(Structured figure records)
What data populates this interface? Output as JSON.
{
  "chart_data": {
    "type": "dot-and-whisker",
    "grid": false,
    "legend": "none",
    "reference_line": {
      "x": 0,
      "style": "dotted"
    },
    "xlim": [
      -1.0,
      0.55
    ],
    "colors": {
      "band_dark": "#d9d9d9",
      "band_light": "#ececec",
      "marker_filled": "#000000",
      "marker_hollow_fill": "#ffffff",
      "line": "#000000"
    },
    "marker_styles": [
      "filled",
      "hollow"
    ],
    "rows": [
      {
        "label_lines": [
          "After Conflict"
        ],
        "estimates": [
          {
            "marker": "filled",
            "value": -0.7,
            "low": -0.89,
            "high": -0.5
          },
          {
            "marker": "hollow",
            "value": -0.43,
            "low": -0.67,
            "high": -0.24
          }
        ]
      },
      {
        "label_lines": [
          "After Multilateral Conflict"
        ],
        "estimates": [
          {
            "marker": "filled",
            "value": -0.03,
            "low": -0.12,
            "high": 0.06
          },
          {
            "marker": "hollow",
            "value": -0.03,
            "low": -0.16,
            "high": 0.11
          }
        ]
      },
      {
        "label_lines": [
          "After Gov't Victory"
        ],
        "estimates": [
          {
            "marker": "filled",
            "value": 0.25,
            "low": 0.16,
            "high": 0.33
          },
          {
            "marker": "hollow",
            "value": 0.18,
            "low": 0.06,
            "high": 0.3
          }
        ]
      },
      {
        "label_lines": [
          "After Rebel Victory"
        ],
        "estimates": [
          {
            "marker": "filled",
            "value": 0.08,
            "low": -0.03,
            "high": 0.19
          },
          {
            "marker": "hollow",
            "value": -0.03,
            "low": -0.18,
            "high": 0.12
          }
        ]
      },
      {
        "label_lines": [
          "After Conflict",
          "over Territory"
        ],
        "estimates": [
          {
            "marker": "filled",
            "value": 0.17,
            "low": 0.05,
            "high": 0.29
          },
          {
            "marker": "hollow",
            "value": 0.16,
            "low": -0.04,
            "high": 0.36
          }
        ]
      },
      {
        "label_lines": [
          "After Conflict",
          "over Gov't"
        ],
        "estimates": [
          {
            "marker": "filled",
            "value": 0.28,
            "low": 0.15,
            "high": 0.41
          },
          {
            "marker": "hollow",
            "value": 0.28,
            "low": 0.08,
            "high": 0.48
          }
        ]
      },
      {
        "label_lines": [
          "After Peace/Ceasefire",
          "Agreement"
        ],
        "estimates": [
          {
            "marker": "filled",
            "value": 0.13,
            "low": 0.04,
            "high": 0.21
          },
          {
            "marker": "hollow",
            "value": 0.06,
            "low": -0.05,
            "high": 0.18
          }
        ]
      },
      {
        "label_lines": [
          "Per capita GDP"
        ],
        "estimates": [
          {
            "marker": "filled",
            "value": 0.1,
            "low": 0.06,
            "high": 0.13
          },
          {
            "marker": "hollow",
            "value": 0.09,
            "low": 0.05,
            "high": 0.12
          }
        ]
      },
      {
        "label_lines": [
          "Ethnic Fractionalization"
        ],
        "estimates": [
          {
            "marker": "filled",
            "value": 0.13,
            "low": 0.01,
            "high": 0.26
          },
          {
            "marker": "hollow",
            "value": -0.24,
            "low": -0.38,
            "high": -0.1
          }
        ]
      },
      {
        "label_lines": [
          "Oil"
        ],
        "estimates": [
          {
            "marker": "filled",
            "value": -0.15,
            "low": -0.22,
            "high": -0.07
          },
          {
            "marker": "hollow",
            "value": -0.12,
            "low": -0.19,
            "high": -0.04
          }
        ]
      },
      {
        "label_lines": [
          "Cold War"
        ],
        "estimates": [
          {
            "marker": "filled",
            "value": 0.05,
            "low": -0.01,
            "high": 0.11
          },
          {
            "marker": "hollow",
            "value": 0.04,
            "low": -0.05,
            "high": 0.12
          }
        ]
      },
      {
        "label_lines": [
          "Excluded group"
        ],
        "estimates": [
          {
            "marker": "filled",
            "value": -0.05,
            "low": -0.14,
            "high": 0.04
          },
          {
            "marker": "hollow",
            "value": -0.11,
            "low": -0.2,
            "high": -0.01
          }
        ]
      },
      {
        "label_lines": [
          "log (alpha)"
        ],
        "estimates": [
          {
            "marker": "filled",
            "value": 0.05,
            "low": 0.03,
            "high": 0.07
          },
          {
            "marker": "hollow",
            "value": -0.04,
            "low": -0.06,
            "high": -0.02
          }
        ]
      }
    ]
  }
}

- _Problem requirements_: Reproduce all the data word for word.

- _Full response_:
What data populates this interface? Output as JSON.
{
  "chart_data": {
    "type": "dot-and-whisker",
    "grid": false,
    "legend": "none",
    "reference_line": {
      "x": 0,
      "style": "dotted"
    },
    "xlim": [
      -1.0,
      0.55
    ],
    "colors": {
      "band_dark": "#d9d9d9",
      "band_light": "#ececec",
      "marker_filled": "#000000",
      "marker_hollow_fill": "#ffffff",
      "line": "#000000"
    },
    "marker_styles": [
      "filled",
      "hollow"
    ],
    "rows": [
      {
        "label_lines": [
          "After Conflict"
        ],
        "estimates": [
          {
            "marker": "filled",
            "value": -0.7,
            "low": -0.89,
            "high": -0.5
          },
          {
            "marker": "hollow",
            "value": -0.43,
            "low": -0.67,
            "high": -0.24
          }
        ]
      },
      {
        "label_lines": [
          "After Multilateral Conflict"
        ],
        "estimates": [
          {
            "marker": "filled",
            "value": -0.03,
            "low": -0.12,
            "high": 0.06
          },
          {
            "marker": "hollow",
            "value": -0.03,
            "low": -0.16,
            "high": 0.11
          }
        ]
      },
      {
        "label_lines": [
          "After Gov't Victory"
        ],
        "estimates": [
          {
            "marker": "filled",
            "value": 0.25,
            "low": 0.16,
            "high": 0.33
          },
          {
            "marker": "hollow",
            "value": 0.18,
            "low": 0.06,
            "high": 0.3
          }
        ]
      },
      {
        "label_lines": [
          "After Rebel Victory"
        ],
        "estimates": [
          {
            "marker": "filled",
            "value": 0.08,
            "low": -0.03,
            "high": 0.19
          },
          {
            "marker": "hollow",
            "value": -0.03,
            "low": -0.18,
            "high": 0.12
          }
        ]
      },
      {
        "label_lines": [
          "After Conflict",
          "over Territory"
        ],
        "estimates": [
          {
            "marker": "filled",
            "value": 0.17,
            "low": 0.05,
            "high": 0.29
          },
          {
            "marker": "hollow",
            "value": 0.16,
            "low": -0.04,
            "high": 0.36
          }
        ]
      },
      {
        "label_lines": [
          "After Conflict",
          "over Gov't"
        ],
        "estimates": [
          {
            "marker": "filled",
            "value": 0.28,
            "low": 0.15,
            "high": 0.41
          },
          {
            "marker": "hollow",
            "value": 0.28,
            "low": 0.08,
            "high": 0.48
          }
        ]
      },
      {
        "label_lines": [
          "After Peace/Ceasefire",
          "Agreement"
        ],
        "estimates": [
          {
            "marker": "filled",
            "value": 0.13,
            "low": 0.04,
            "high": 0.21
          },
          {
            "marker": "hollow",
            "value": 0.06,
            "low": -0.05,
            "high": 0.18
          }
        ]
      },
      {
        "label_lines": [
          "Per capita GDP"
        ],
        "estimates": [
          {
            "marker": "filled",
            "value": 0.1,
            "low": 0.06,
            "high": 0.13
          },
          {
            "marker": "hollow",
            "value": 0.09,
            "low": 0.05,
            "high": 0.12
          }
        ]
      },
      {
        "label_lines": [
          "Ethnic Fractionalization"
        ],
        "estimates": [
          {
            "marker": "filled",
            "value": 0.13,
            "low": 0.01,
            "high": 0.26
          },
          {
            "marker": "hollow",
            "value": -0.24,
            "low": -0.38,
            "high": -0.1
          }
        ]
      },
      {
        "label_lines": [
          "Oil"
        ],
        "estimates": [
          {
            "marker": "filled",
            "value": -0.15,
            "low": -0.22,
            "high": -0.07
          },
          {
            "marker": "hollow",
            "value": -0.12,
            "low": -0.19,
            "high": -0.04
          }
        ]
      },
      {
        "label_lines": [
          "Cold War"
        ],
        "estimates": [
          {
            "marker": "filled",
            "value": 0.05,
            "low": -0.01,
            "high": 0.11
          },
          {
            "marker": "hollow",
            "value": 0.04,
            "low": -0.05,
            "high": 0.12
          }
        ]
      },
      {
        "label_lines": [
          "Excluded group"
        ],
        "estimates": [
          {
            "marker": "filled",
            "value": -0.05,
            "low": -0.14,
            "high": 0.04
          },
          {
            "marker": "hollow",
            "value": -0.11,
            "low": -0.2,
            "high": -0.01
          }
        ]
      },
      {
        "label_lines": [
          "log (alpha)"
        ],
        "estimates": [
          {
            "marker": "filled",
            "value": 0.05,
            "low": 0.03,
            "high": 0.07
          },
          {
            "marker": "hollow",
            "value": -0.04,
            "low": -0.06,
            "high": -0.02
          }
        ]
      }
    ]
  }
}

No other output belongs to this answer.